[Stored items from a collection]
====
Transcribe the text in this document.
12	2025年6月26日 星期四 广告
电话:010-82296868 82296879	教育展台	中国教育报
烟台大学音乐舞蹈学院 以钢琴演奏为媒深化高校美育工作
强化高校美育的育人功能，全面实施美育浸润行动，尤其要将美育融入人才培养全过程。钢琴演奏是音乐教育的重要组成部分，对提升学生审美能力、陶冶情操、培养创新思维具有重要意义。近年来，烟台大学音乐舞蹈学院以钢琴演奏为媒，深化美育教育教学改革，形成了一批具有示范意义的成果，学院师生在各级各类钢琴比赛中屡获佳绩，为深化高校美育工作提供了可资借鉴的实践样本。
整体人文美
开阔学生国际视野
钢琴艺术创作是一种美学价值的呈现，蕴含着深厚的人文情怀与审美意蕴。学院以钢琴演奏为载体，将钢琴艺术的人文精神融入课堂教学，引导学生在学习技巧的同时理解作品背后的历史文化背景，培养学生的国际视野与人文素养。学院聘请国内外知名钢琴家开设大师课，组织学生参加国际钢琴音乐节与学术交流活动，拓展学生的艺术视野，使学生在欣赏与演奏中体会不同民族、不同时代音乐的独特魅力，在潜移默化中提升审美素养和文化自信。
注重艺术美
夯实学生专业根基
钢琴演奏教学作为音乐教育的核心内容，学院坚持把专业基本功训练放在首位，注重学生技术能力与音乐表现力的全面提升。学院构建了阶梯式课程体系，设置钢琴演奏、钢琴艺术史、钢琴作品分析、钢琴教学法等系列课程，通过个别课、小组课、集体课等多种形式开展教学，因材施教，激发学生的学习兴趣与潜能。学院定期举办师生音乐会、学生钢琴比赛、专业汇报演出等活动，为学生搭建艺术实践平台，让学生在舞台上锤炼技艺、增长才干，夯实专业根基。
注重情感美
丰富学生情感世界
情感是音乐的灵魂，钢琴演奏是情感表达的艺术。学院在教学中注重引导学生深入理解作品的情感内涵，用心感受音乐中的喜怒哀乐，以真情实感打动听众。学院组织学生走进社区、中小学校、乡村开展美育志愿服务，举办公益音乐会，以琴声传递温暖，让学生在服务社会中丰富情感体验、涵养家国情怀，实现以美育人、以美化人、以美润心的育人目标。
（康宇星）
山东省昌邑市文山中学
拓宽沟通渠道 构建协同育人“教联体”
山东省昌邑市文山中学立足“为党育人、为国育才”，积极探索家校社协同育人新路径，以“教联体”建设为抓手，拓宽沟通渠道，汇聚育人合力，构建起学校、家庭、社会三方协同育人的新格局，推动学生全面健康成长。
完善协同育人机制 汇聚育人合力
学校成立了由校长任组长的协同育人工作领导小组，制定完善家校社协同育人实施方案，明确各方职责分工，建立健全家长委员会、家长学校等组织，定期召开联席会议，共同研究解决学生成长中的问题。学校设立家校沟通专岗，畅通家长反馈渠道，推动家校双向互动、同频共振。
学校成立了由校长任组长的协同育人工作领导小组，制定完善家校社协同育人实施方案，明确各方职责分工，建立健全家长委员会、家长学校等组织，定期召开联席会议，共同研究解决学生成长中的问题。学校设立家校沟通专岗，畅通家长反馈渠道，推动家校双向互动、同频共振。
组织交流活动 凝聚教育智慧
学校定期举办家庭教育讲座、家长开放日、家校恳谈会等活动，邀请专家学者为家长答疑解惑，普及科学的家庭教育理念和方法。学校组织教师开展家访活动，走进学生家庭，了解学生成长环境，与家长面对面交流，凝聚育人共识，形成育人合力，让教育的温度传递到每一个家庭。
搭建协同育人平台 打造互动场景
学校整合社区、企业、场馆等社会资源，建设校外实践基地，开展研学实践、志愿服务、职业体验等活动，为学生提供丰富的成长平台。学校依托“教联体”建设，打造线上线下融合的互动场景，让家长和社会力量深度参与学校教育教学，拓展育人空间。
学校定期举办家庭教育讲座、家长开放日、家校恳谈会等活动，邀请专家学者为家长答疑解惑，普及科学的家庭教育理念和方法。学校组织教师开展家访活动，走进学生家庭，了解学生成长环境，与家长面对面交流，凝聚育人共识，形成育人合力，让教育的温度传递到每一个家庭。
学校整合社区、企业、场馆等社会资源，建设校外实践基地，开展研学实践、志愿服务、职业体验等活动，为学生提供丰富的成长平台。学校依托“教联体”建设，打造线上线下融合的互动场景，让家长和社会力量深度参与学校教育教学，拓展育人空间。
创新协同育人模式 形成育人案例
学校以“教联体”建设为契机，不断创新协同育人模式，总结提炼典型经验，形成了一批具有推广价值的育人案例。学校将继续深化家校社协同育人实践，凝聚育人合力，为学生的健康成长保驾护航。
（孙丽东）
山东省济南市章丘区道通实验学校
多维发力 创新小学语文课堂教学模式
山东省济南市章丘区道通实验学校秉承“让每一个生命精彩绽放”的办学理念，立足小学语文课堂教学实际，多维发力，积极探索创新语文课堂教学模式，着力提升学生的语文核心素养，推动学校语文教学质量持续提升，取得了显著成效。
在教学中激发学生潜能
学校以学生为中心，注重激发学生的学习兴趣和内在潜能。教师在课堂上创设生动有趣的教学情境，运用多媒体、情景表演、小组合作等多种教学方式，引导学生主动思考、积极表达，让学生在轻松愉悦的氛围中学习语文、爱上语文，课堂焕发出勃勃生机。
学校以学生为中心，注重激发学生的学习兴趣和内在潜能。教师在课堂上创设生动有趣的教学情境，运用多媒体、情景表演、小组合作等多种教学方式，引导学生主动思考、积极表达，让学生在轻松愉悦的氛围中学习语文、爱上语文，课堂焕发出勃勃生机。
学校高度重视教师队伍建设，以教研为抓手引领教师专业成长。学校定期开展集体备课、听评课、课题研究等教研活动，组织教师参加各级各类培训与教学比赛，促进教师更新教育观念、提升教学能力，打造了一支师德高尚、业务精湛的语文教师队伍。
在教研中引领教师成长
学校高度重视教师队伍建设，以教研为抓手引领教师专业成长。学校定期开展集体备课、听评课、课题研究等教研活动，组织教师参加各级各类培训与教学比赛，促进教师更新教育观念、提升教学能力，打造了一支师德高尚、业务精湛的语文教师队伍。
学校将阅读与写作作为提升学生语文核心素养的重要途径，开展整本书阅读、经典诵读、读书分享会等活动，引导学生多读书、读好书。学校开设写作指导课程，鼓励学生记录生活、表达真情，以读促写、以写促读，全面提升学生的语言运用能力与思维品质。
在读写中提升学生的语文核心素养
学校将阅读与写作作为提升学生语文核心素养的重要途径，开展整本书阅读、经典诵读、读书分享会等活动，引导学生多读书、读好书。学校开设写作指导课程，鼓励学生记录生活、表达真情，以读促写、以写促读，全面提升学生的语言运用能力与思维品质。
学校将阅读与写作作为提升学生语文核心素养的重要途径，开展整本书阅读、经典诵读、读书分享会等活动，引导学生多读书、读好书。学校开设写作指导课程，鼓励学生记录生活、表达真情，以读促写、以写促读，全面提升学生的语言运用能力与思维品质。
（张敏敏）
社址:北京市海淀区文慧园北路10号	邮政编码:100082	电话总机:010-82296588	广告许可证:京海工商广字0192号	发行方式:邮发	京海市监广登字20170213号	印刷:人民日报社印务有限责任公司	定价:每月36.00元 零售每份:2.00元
====
=== To do ===
Generate an exact reproduction of all entries.

=== The completed task ===
Transcribe the text in this document.
12	2025年6月26日 星期四 广告
电话:010-82296868 82296879	教育展台	中国教育报
烟台大学音乐舞蹈学院 以钢琴演奏为媒深化高校美育工作
强化高校美育的育人功能，全面实施美育浸润行动，尤其要将美育融入人才培养全过程。钢琴演奏是音乐教育的重要组成部分，对提升学生审美能力、陶冶情操、培养创新思维具有重要意义。近年来，烟台大学音乐舞蹈学院以钢琴演奏为媒，深化美育教育教学改革，形成了一批具有示范意义的成果，学院师生在各级各类钢琴比赛中屡获佳绩，为深化高校美育工作提供了可资借鉴的实践样本。
整体人文美
开阔学生国际视野
钢琴艺术创作是一种美学价值的呈现，蕴含着深厚的人文情怀与审美意蕴。学院以钢琴演奏为载体，将钢琴艺术的人文精神融入课堂教学，引导学生在学习技巧的同时理解作品背后的历史文化背景，培养学生的国际视野与人文素养。学院聘请国内外知名钢琴家开设大师课，组织学生参加国际钢琴音乐节与学术交流活动，拓展学生的艺术视野，使学生在欣赏与演奏中体会不同民族、不同时代音乐的独特魅力，在潜移默化中提升审美素养和文化自信。
注重艺术美
夯实学生专业根基
钢琴演奏教学作为音乐教育的核心内容，学院坚持把专业基本功训练放在首位，注重学生技术能力与音乐表现力的全面提升。学院构建了阶梯式课程体系，设置钢琴演奏、钢琴艺术史、钢琴作品分析、钢琴教学法等系列课程，通过个别课、小组课、集体课等多种形式开展教学，因材施教，激发学生的学习兴趣与潜能。学院定期举办师生音乐会、学生钢琴比赛、专业汇报演出等活动，为学生搭建艺术实践平台，让学生在舞台上锤炼技艺、增长才干，夯实专业根基。
注重情感美
丰富学生情感世界
情感是音乐的灵魂，钢琴演奏是情感表达的艺术。学院在教学中注重引导学生深入理解作品的情感内涵，用心感受音乐中的喜怒哀乐，以真情实感打动听众。学院组织学生走进社区、中小学校、乡村开展美育志愿服务，举办公益音乐会，以琴声传递温暖，让学生在服务社会中丰富情感体验、涵养家国情怀，实现以美育人、以美化人、以美润心的育人目标。
（康宇星）
山东省昌邑市文山中学
拓宽沟通渠道 构建协同育人“教联体”
山东省昌邑市文山中学立足“为党育人、为国育才”，积极探索家校社协同育人新路径，以“教联体”建设为抓手，拓宽沟通渠道，汇聚育人合力，构建起学校、家庭、社会三方协同育人的新格局，推动学生全面健康成长。
完善协同育人机制 汇聚育人合力
学校成立了由校长任组长的协同育人工作领导小组，制定完善家校社协同育人实施方案，明确各方职责分工，建立健全家长委员会、家长学校等组织，定期召开联席会议，共同研究解决学生成长中的问题。学校设立家校沟通专岗，畅通家长反馈渠道，推动家校双向互动、同频共振。
学校成立了由校长任组长的协同育人工作领导小组，制定完善家校社协同育人实施方案，明确各方职责分工，建立健全家长委员会、家长学校等组织，定期召开联席会议，共同研究解决学生成长中的问题。学校设立家校沟通专岗，畅通家长反馈渠道，推动家校双向互动、同频共振。
组织交流活动 凝聚教育智慧
学校定期举办家庭教育讲座、家长开放日、家校恳谈会等活动，邀请专家学者为家长答疑解惑，普及科学的家庭教育理念和方法。学校组织教师开展家访活动，走进学生家庭，了解学生成长环境，与家长面对面交流，凝聚育人共识，形成育人合力，让教育的温度传递到每一个家庭。
搭建协同育人平台 打造互动场景
学校整合社区、企业、场馆等社会资源，建设校外实践基地，开展研学实践、志愿服务、职业体验等活动，为学生提供丰富的成长平台。学校依托“教联体”建设，打造线上线下融合的互动场景，让家长和社会力量深度参与学校教育教学，拓展育人空间。
学校定期举办家庭教育讲座、家长开放日、家校恳谈会等活动，邀请专家学者为家长答疑解惑，普及科学的家庭教育理念和方法。学校组织教师开展家访活动，走进学生家庭，了解学生成长环境，与家长面对面交流，凝聚育人共识，形成育人合力，让教育的温度传递到每一个家庭。
学校整合社区、企业、场馆等社会资源，建设校外实践基地，开展研学实践、志愿服务、职业体验等活动，为学生提供丰富的成长平台。学校依托“教联体”建设，打造线上线下融合的互动场景，让家长和社会力量深度参与学校教育教学，拓展育人空间。
创新协同育人模式 形成育人案例
学校以“教联体”建设为契机，不断创新协同育人模式，总结提炼典型经验，形成了一批具有推广价值的育人案例。学校将继续深化家校社协同育人实践，凝聚育人合力，为学生的健康成长保驾护航。
（孙丽东）
山东省济南市章丘区道通实验学校
多维发力 创新小学语文课堂教学模式
山东省济南市章丘区道通实验学校秉承“让每一个生命精彩绽放”的办学理念，立足小学语文课堂教学实际，多维发力，积极探索创新语文课堂教学模式，着力提升学生的语文核心素养，推动学校语文教学质量持续提升，取得了显著成效。
在教学中激发学生潜能
学校以学生为中心，注重激发学生的学习兴趣和内在潜能。教师在课堂上创设生动有趣的教学情境，运用多媒体、情景表演、小组合作等多种教学方式，引导学生主动思考、积极表达，让学生在轻松愉悦的氛围中学习语文、爱上语文，课堂焕发出勃勃生机。
学校以学生为中心，注重激发学生的学习兴趣和内在潜能。教师在课堂上创设生动有趣的教学情境，运用多媒体、情景表演、小组合作等多种教学方式，引导学生主动思考、积极表达，让学生在轻松愉悦的氛围中学习语文、爱上语文，课堂焕发出勃勃生机。
学校高度重视教师队伍建设，以教研为抓手引领教师专业成长。学校定期开展集体备课、听评课、课题研究等教研活动，组织教师参加各级各类培训与教学比赛，促进教师更新教育观念、提升教学能力，打造了一支师德高尚、业务精湛的语文教师队伍。
在教研中引领教师成长
学校高度重视教师队伍建设，以教研为抓手引领教师专业成长。学校定期开展集体备课、听评课、课题研究等教研活动，组织教师参加各级各类培训与教学比赛，促进教师更新教育观念、提升教学能力，打造了一支师德高尚、业务精湛的语文教师队伍。
学校将阅读与写作作为提升学生语文核心素养的重要途径，开展整本书阅读、经典诵读、读书分享会等活动，引导学生多读书、读好书。学校开设写作指导课程，鼓励学生记录生活、表达真情，以读促写、以写促读，全面提升学生的语言运用能力与思维品质。
在读写中提升学生的语文核心素养
学校将阅读与写作作为提升学生语文核心素养的重要途径，开展整本书阅读、经典诵读、读书分享会等活动，引导学生多读书、读好书。学校开设写作指导课程，鼓励学生记录生活、表达真情，以读促写、以写促读，全面提升学生的语言运用能力与思维品质。
学校将阅读与写作作为提升学生语文核心素养的重要途径，开展整本书阅读、经典诵读、读书分享会等活动，引导学生多读书、读好书。学校开设写作指导课程，鼓励学生记录生活、表达真情，以读促写、以写促读，全面提升学生的语言运用能力与思维品质。
（张敏敏）
社址:北京市海淀区文慧园北路10号	邮政编码:100082	电话总机:010-82296588	广告许可证:京海工商广字0192号	发行方式:邮发	京海市监广登字20170213号	印刷:人民日报社印务有限责任公司	定价:每月36.00元 零售每份:2.00元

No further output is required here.